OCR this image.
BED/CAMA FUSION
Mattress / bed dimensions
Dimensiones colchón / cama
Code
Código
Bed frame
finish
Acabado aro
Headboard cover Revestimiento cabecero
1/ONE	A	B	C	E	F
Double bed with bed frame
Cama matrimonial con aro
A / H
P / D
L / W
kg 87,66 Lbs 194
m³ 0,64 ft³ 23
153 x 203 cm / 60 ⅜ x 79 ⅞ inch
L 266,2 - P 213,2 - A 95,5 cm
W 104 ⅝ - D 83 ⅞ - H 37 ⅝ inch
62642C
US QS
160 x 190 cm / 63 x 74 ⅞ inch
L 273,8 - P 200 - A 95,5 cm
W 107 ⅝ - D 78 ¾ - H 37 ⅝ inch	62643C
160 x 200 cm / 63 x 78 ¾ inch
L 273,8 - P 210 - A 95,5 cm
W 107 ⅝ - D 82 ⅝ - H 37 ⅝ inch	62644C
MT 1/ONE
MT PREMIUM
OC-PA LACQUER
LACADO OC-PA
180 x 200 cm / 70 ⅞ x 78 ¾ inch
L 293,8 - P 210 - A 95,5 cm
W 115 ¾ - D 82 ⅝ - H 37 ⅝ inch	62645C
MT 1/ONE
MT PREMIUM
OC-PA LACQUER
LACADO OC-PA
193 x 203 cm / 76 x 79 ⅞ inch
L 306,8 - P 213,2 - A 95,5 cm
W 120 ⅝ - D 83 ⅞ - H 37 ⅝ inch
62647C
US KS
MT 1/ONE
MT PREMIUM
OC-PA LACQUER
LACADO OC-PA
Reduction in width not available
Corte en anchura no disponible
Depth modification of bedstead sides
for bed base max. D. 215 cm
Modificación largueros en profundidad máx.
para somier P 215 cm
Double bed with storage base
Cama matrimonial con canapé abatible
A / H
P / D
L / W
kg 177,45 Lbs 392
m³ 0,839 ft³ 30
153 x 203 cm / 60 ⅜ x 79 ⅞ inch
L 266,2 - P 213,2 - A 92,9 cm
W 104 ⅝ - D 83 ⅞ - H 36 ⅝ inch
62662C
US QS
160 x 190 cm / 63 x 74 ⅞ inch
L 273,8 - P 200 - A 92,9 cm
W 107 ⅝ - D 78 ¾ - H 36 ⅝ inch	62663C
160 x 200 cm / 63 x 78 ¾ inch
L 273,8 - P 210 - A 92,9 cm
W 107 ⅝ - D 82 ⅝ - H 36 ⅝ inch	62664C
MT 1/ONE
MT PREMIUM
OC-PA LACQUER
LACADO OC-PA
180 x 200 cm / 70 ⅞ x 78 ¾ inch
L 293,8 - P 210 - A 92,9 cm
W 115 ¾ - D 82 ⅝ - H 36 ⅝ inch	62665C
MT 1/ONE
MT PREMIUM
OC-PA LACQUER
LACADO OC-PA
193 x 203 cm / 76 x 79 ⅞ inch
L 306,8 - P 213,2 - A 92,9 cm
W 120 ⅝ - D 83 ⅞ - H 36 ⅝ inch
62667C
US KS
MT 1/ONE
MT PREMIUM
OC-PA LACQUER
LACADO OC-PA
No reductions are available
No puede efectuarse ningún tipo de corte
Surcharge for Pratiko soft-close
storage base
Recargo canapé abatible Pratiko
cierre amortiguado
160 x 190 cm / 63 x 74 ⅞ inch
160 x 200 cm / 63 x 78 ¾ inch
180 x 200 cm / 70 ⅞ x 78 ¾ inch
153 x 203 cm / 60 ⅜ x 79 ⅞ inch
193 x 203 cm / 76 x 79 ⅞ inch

━━━━━━━━

◆ **Problem description**: Go through the material line by line. Show each line that contains the string "canapé".

◆ **Response to this exercise**:
Cama matrimonial con canapé abatible
Recargo canapé abatible Pratiko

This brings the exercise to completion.